Estratto -
----------

Sono rimasto colpito. Hanno una fiducia enorme. Molte persone che hanno davvero successo diventano fragili e arroganti. Mentre le persone meravigliose diventano sicure di sé, credono negli altri e invece che esercitare il potere sugli altri, danno potere alle persone. Hanno davvero stimolato Oscar, Mohamed, me, May e altri che lavoravano alla serie a cercare di divertirsi e provare a creare qualcosa a cui tenevamo. Perché fondamentalmente scommettono sul fatto che se fosse piaciuto a noi, sarebbe piaciuto anche ad altre persone.

Hai detto che Oscar ti ha messo alle strette in un bar e ti ha chiesto di unirti a lui in questa avventura. Tu hai già fatto film ad alto budget, ma lui ha anche fatto Star Wars e X-Men. C’era qualcun altro oltre a lui a cui ti sei rivolto per chiedere come fosse davvero lavorare con la Marvel?

Anni fa ho fatto un film intitolato Sinister diretto da Scott Derrickson, che ha anche diretto Doctor Strange e gli ho parlato a lungo dell’esperienza. Era molto convinto del fatto che mi sarei divertito. Fondamentalmente diceva: ‘Se dai loro energia, ti divertirai’, nel senso: ‘Riuscirai a tirare fuori quello che ci hai messo’.

----------

Dettagli del compito - Ricopia senza modifiche il tratto dell'intervista sulla serie Marvel che va da "Hai detto che" fino a "ci hai messo’." compreso.

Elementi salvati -

----------

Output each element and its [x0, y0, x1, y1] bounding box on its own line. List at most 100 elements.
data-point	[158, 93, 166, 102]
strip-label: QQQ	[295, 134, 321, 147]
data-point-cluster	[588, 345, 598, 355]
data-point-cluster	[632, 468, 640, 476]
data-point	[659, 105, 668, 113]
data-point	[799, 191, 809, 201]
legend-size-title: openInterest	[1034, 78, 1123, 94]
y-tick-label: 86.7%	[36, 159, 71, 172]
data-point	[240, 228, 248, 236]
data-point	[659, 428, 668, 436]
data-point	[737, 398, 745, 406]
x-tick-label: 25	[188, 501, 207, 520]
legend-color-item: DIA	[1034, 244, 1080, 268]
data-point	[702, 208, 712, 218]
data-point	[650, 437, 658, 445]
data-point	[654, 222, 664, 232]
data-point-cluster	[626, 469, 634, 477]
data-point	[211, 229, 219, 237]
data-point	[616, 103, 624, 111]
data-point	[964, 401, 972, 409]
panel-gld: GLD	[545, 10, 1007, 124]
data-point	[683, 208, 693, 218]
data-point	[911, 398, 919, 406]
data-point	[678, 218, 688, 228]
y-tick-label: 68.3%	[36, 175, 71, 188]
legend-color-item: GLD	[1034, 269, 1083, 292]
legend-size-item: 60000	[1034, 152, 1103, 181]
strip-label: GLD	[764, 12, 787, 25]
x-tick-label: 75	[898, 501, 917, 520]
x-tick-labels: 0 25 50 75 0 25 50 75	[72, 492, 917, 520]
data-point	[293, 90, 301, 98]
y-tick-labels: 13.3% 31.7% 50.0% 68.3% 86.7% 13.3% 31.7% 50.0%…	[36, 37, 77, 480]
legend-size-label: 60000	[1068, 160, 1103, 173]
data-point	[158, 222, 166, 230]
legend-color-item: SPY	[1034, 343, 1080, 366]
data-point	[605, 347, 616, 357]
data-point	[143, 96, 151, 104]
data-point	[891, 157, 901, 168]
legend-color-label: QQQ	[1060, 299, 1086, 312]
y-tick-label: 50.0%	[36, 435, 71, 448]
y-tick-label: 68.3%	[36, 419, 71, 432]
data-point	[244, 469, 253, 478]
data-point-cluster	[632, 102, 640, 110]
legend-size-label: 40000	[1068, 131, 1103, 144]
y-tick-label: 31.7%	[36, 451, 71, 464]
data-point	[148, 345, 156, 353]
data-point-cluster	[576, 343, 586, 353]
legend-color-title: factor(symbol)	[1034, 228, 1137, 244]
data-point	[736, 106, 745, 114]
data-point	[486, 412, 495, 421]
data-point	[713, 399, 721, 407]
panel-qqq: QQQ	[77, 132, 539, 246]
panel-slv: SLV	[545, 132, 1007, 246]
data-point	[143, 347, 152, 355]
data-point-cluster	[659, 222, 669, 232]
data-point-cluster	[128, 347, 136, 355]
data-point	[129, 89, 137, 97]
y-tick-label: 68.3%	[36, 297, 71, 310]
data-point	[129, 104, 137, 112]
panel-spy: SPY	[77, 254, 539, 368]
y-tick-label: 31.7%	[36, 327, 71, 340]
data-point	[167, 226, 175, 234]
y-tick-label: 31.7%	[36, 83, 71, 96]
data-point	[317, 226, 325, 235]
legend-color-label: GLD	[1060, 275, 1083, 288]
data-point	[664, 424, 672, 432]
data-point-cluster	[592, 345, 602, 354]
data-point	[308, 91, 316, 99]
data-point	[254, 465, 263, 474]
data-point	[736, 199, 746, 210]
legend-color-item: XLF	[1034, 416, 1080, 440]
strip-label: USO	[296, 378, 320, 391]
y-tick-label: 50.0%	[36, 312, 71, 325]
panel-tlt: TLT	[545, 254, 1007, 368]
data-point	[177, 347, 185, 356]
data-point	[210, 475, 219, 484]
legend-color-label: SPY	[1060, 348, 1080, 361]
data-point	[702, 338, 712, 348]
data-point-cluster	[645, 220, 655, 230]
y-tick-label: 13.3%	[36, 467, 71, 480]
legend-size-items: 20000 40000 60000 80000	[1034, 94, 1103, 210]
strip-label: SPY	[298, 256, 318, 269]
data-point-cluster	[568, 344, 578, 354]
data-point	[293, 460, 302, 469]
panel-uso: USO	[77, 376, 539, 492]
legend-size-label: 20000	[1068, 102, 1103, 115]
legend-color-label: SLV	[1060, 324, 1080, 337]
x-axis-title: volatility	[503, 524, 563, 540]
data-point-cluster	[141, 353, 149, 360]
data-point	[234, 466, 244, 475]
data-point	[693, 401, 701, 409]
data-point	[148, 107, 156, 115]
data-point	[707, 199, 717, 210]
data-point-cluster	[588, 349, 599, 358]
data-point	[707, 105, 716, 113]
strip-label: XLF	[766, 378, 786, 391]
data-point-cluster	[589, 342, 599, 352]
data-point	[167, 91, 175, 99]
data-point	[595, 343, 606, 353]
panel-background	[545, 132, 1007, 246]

----------

Risultato esercizio -
Hai detto che Oscar ti ha messo alle strette in un bar e ti ha chiesto di unirti a lui in questa avventura. Tu hai già fatto film ad alto budget, ma lui ha anche fatto Star Wars e X-Men. C’era qualcun altro oltre a lui a cui ti sei rivolto per chiedere come fosse davvero lavorare con la Marvel?

Anni fa ho fatto un film intitolato Sinister diretto da Scott Derrickson, che ha anche diretto Doctor Strange e gli ho parlato a lungo dell’esperienza. Era molto convinto del fatto che mi sarei divertito. Fondamentalmente diceva: ‘Se dai loro energia, ti divertirai’, nel senso: ‘Riuscirai a tirare fuori quello che ci hai messo’.